**Passage for review**
--------------------------------------------------

Machine Learning Methods Reveal Improved EEG Biomarkers in an Autism Clinical Trial

Poster Presentation
Saturday, May 4, 2019: 11:30 AM-1:30 PM
Room: 710 (Palais des congres de Montreal)
Y. Li1, M. Murias2, S. Major2, G. Dawson3 and D. Carlson4, (1)Duke University, Durham, NC, (2)Duke Center for Autism and Brain Development, Department of Psychiatry and Behavioral Sciences, Duke University, Durham, NC, (3)Department of Psychiatry and Behavioral Sciences, Duke Center for Autism and Brain Development, Durham, NC, (4)Department of Civil and Environmental Engineering, Duke University, Durham, NC

Clinical trials for autism spectrum disorder (ASD) frequently utilize electroencephalography (EEG) measurements to track and evaluate neural dynamics. The utility of these measurements is determined by the efficacy of the biomarkers (or features) extracted from the EEG. Novel methods to learn improved biomarkers from clinical trial data can increase this efficacy and statistical power. A particular challenge for machine learning is the “little big data” structure, where there are many EEG samples but only a small number of participants. We introduce a new framework to address this challenging structure in conjunction with an interpretable deep network.


Our objective is to evaluate whether there are significant changes in neural activity in an open-label clinical trial designed to evaluate the efficacy of a single infusion of autologous cord blood for ASD. Specifically, the goal is to uncover improved EEG biomarkers using a machine learning algorithm to capture neural differences based on EEG recordings taken while watching social and non-social stimuli in longitudinal data.

Methods: The study involves secondary analysis on 22 children with ASD from ages 3 to 7 years who participated in this clinical trial and had available EEG recordings. High-density EEG recording (EGI, Inc) were collected at baseline (T1), 6 months post treatment (T2), and 12 months post treatment (T3). The EEG was recorded while watching a total of three one-minute long videos designed to measure responses to dynamic social and nonsocial stimuli. To learn EEG biomarkers, an interpretable convolutional network was applied to clean one-second data chunks to predict whether an EEG sample was from T1, T2, or T3. The “little big data” structure of the recordings was addressed with a novel multi-domain adaptation approach by explicitly learning and using similarities between patients. By examining the features, we can track how neural changes correlate to treatment stages. The learned features were evaluated with a leave-one-patient-out cross-validation scheme.

--------------------------------------------------

**Exercise tasks**
• a. Answer these questions using the abstract on EEG biomarkers in an autism trial:
(i) According to the abstract, what makes the "little big data" structure hard for machine learning?
(ii) How many children were included in the secondary analysis, and what was their age range?
(iii) At which three points were the EEG recordings collected?
• b. Extend the abstract on EEG biomarkers in an autism clinical trial, starting after its last sentence about the leave-one-patient-out cross-validation scheme.
The entries that come next are separate material and have no connection to the abstract on EEG biomarkers in an autism trial.

**Data supplied**
--------------------------------------------------

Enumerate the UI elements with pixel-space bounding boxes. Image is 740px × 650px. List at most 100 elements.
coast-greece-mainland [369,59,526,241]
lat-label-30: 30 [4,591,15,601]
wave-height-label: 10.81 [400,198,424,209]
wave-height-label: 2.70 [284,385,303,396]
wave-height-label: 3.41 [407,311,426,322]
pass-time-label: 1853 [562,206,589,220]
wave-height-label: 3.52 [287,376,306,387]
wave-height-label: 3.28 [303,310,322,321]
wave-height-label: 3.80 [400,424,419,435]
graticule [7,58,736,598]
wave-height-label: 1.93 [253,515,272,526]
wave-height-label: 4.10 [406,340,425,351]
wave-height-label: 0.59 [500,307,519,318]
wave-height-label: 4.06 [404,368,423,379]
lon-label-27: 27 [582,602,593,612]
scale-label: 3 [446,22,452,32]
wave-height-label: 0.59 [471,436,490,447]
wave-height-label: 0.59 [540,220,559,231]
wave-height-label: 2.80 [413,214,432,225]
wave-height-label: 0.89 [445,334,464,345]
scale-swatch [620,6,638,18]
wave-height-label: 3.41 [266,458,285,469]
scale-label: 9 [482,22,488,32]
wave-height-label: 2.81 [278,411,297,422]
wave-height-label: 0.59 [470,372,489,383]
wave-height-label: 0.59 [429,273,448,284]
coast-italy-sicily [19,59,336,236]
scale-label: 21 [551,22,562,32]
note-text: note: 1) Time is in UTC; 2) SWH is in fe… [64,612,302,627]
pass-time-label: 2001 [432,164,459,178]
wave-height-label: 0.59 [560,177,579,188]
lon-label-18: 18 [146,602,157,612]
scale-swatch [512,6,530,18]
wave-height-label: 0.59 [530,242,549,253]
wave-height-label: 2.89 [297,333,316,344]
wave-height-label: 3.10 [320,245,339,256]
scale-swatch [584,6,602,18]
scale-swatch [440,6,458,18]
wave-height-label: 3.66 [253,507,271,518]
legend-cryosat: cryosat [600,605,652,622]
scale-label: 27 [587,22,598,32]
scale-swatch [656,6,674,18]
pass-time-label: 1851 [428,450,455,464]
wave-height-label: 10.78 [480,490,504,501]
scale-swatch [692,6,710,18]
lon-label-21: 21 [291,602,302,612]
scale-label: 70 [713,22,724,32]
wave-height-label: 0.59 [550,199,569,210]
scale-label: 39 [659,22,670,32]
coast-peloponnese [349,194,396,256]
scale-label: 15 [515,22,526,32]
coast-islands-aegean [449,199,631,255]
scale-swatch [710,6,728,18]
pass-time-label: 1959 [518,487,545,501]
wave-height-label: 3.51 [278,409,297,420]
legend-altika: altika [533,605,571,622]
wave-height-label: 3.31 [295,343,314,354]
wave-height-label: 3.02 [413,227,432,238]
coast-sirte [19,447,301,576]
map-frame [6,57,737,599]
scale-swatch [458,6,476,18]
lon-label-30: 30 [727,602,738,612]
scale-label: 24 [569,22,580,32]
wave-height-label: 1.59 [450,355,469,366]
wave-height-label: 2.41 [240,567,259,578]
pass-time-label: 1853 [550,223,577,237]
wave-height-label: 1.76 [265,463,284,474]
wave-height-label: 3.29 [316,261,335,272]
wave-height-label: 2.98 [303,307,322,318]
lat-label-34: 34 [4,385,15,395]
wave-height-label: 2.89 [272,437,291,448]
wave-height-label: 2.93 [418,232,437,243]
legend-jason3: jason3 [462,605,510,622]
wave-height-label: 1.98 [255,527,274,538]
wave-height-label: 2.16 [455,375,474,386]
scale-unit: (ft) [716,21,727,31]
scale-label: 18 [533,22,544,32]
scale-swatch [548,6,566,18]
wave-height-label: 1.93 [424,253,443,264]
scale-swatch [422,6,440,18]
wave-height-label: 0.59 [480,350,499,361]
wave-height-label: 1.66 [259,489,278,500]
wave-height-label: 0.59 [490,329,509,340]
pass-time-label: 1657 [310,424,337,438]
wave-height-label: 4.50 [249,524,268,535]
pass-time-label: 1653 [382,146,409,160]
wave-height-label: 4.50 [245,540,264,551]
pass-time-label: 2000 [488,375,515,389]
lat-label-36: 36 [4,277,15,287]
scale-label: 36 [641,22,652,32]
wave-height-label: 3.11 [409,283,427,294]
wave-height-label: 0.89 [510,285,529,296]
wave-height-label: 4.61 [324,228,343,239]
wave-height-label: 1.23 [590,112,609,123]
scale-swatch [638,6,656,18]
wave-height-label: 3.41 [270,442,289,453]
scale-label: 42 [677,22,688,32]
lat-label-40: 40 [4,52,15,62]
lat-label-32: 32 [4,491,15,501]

--------------------------------------------------

**Responses per task**
• a.
(i) There are many EEG samples but only a small number of participants.
(ii) There were 22 children with ASD, aged 3 to 7 years.
(iii) The recordings were collected at baseline (T1), 6 months post treatment (T2), and 12 months post treatment (T3).

• b.
Our learned features distinguished between trial stages at a significantly higher rate than traditional approaches. Specifically, our features determined the correct stage 67.8% of the time. We compared this to a number of existing methods, with the next best performance giving 58.4% accuracy from a Multi-Channel Deep Convolutional Neural Network, suggesting that our novel methodology captures improved EEG information (p<.001, Wilcoxon signed-rank test). One confound on predictive ability was age, but age only captured a small amount of variability. The EEG was more predictive for trial stage compared to using age alone (p<.001, paired t-test). Visualization of learned features showed that particular frequency bands and sections of the brain were important to distinguish among trial stages. Neural similarities of participants can be revealed by using a graph visualization.


Our machine learning methods empirically learned improved biomarkers related to clinical trial outcomes. By enhancing discrimination by a non-trivial margin, the statistical power of EEG biomarkers was significantly enhanced. The learned EEG biomarkers are a powerful tool to identify changed neural patterns in a longitudinal study, which we will soon be evaluating in a larger, placebo-controlled study.